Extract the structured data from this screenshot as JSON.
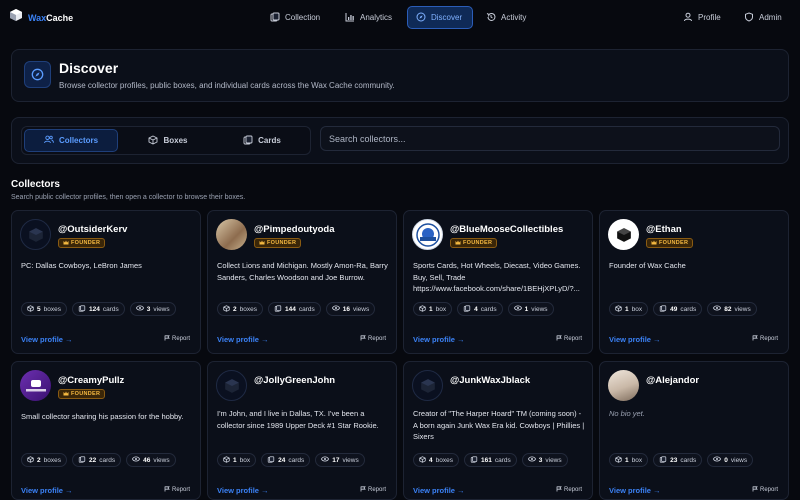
{
  "brand": {
    "prefix": "Wax",
    "name": "Cache"
  },
  "nav": {
    "collection": "Collection",
    "analytics": "Analytics",
    "discover": "Discover",
    "activity": "Activity",
    "profile": "Profile",
    "admin": "Admin"
  },
  "hero": {
    "title": "Discover",
    "subtitle": "Browse collector profiles, public boxes, and individual cards across the Wax Cache community."
  },
  "tabs": {
    "collectors": "Collectors",
    "boxes": "Boxes",
    "cards": "Cards"
  },
  "search": {
    "placeholder": "Search collectors..."
  },
  "section": {
    "title": "Collectors",
    "subtitle": "Search public collector profiles, then open a collector to browse their boxes."
  },
  "card_labels": {
    "founder": "FOUNDER",
    "view_profile": "View profile →",
    "report": "Report"
  },
  "collectors": [
    {
      "username": "@OutsiderKerv",
      "founder": true,
      "bio": "PC: Dallas Cowboys, LeBron James",
      "boxes": "5",
      "boxes_label": "boxes",
      "cards": "124",
      "cards_label": "cards",
      "views": "3",
      "views_label": "views"
    },
    {
      "username": "@Pimpedoutyoda",
      "founder": true,
      "bio": "Collect Lions and Michigan. Mostly Amon-Ra, Barry Sanders, Charles Woodson and Joe Burrow.",
      "boxes": "2",
      "boxes_label": "boxes",
      "cards": "144",
      "cards_label": "cards",
      "views": "16",
      "views_label": "views"
    },
    {
      "username": "@BlueMooseCollectibles",
      "founder": true,
      "bio": "Sports Cards, Hot Wheels, Diecast, Video Games. Buy, Sell, Trade https://www.facebook.com/share/1BEHjXPLyD/?...",
      "boxes": "1",
      "boxes_label": "box",
      "cards": "4",
      "cards_label": "cards",
      "views": "1",
      "views_label": "views"
    },
    {
      "username": "@Ethan",
      "founder": true,
      "bio": "Founder of Wax Cache",
      "boxes": "1",
      "boxes_label": "box",
      "cards": "49",
      "cards_label": "cards",
      "views": "82",
      "views_label": "views"
    },
    {
      "username": "@CreamyPullz",
      "founder": true,
      "bio": "Small collector sharing his passion for the hobby.",
      "boxes": "2",
      "boxes_label": "boxes",
      "cards": "22",
      "cards_label": "cards",
      "views": "46",
      "views_label": "views"
    },
    {
      "username": "@JollyGreenJohn",
      "founder": false,
      "bio": "I'm John, and I live in Dallas, TX. I've been a collector since 1989 Upper Deck #1 Star Rookie.",
      "boxes": "1",
      "boxes_label": "box",
      "cards": "24",
      "cards_label": "cards",
      "views": "17",
      "views_label": "views"
    },
    {
      "username": "@JunkWaxJblack",
      "founder": false,
      "bio": "Creator of \"The Harper Hoard\" TM (coming soon) - A born again Junk Wax Era kid. Cowboys | Phillies | Sixers",
      "boxes": "4",
      "boxes_label": "boxes",
      "cards": "161",
      "cards_label": "cards",
      "views": "3",
      "views_label": "views"
    },
    {
      "username": "@Alejandor",
      "founder": false,
      "bio": "No bio yet.",
      "boxes": "1",
      "boxes_label": "box",
      "cards": "23",
      "cards_label": "cards",
      "views": "0",
      "views_label": "views"
    }
  ],
  "colors": {
    "accent": "#3b82f6",
    "founder": "#f5b941",
    "background": "#07090f"
  },
  "icons": {
    "brand": "wax-cache-logo-icon",
    "collection": "cards-stack-icon",
    "analytics": "bar-chart-icon",
    "discover": "compass-icon",
    "activity": "history-icon",
    "profile": "user-icon",
    "admin": "shield-icon",
    "collectors": "users-icon",
    "boxes": "box-icon",
    "cards": "cards-stack-icon",
    "founder": "crown-icon",
    "views": "eye-icon",
    "report": "flag-icon"
  }
}
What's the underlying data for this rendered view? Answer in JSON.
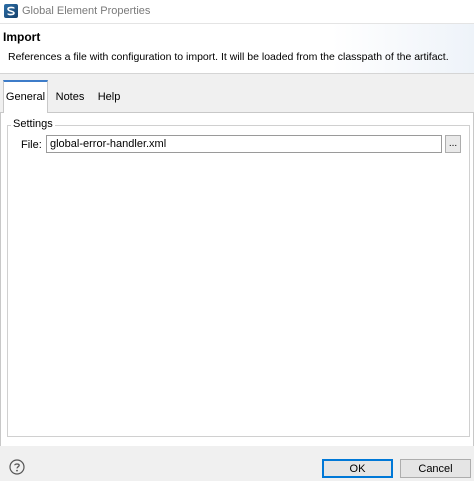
{
  "window": {
    "title": "Global Element Properties",
    "icon": "mule-studio-app-icon"
  },
  "header": {
    "title": "Import",
    "description": "References a file with configuration to import. It will be loaded from the classpath of the artifact."
  },
  "tabs": [
    {
      "label": "General",
      "active": true
    },
    {
      "label": "Notes",
      "active": false
    },
    {
      "label": "Help",
      "active": false
    }
  ],
  "settings": {
    "group_label": "Settings",
    "file_label": "File:",
    "file_value": "global-error-handler.xml",
    "browse_label": "..."
  },
  "footer": {
    "help_icon": "question-mark-circle-icon",
    "ok_label": "OK",
    "cancel_label": "Cancel"
  },
  "colors": {
    "accent": "#0078d7",
    "active_tab_border": "#3d7cc9"
  }
}
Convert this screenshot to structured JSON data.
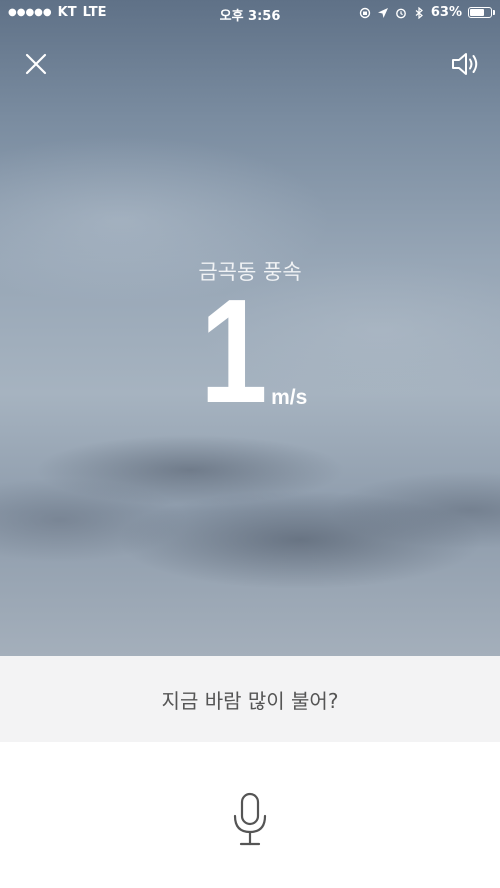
{
  "status_bar": {
    "signal": "●●●●●",
    "carrier": "KT",
    "network": "LTE",
    "time": "오후 3:56",
    "battery_percent": "63%",
    "battery_level": 0.63,
    "icons": [
      "orientation-lock-icon",
      "location-arrow-icon",
      "alarm-icon",
      "bluetooth-icon",
      "battery-icon"
    ]
  },
  "controls": {
    "close_icon": "close-icon",
    "speaker_icon": "speaker-icon"
  },
  "wind": {
    "title": "금곡동 풍속",
    "value": "1",
    "unit": "m/s"
  },
  "prompt": {
    "text": "지금 바람 많이 불어?"
  },
  "mic": {
    "icon": "microphone-icon"
  },
  "colors": {
    "sky_top": "#5f7187",
    "sky_mid": "#a6b3c0",
    "prompt_bg": "#f3f3f4",
    "prompt_text": "#555555",
    "icon_gray": "#555555"
  }
}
※ ※ ※
Instructions to follow: Count the lines of these entries that hold the string "profiles", and give only that number.

Written response: 2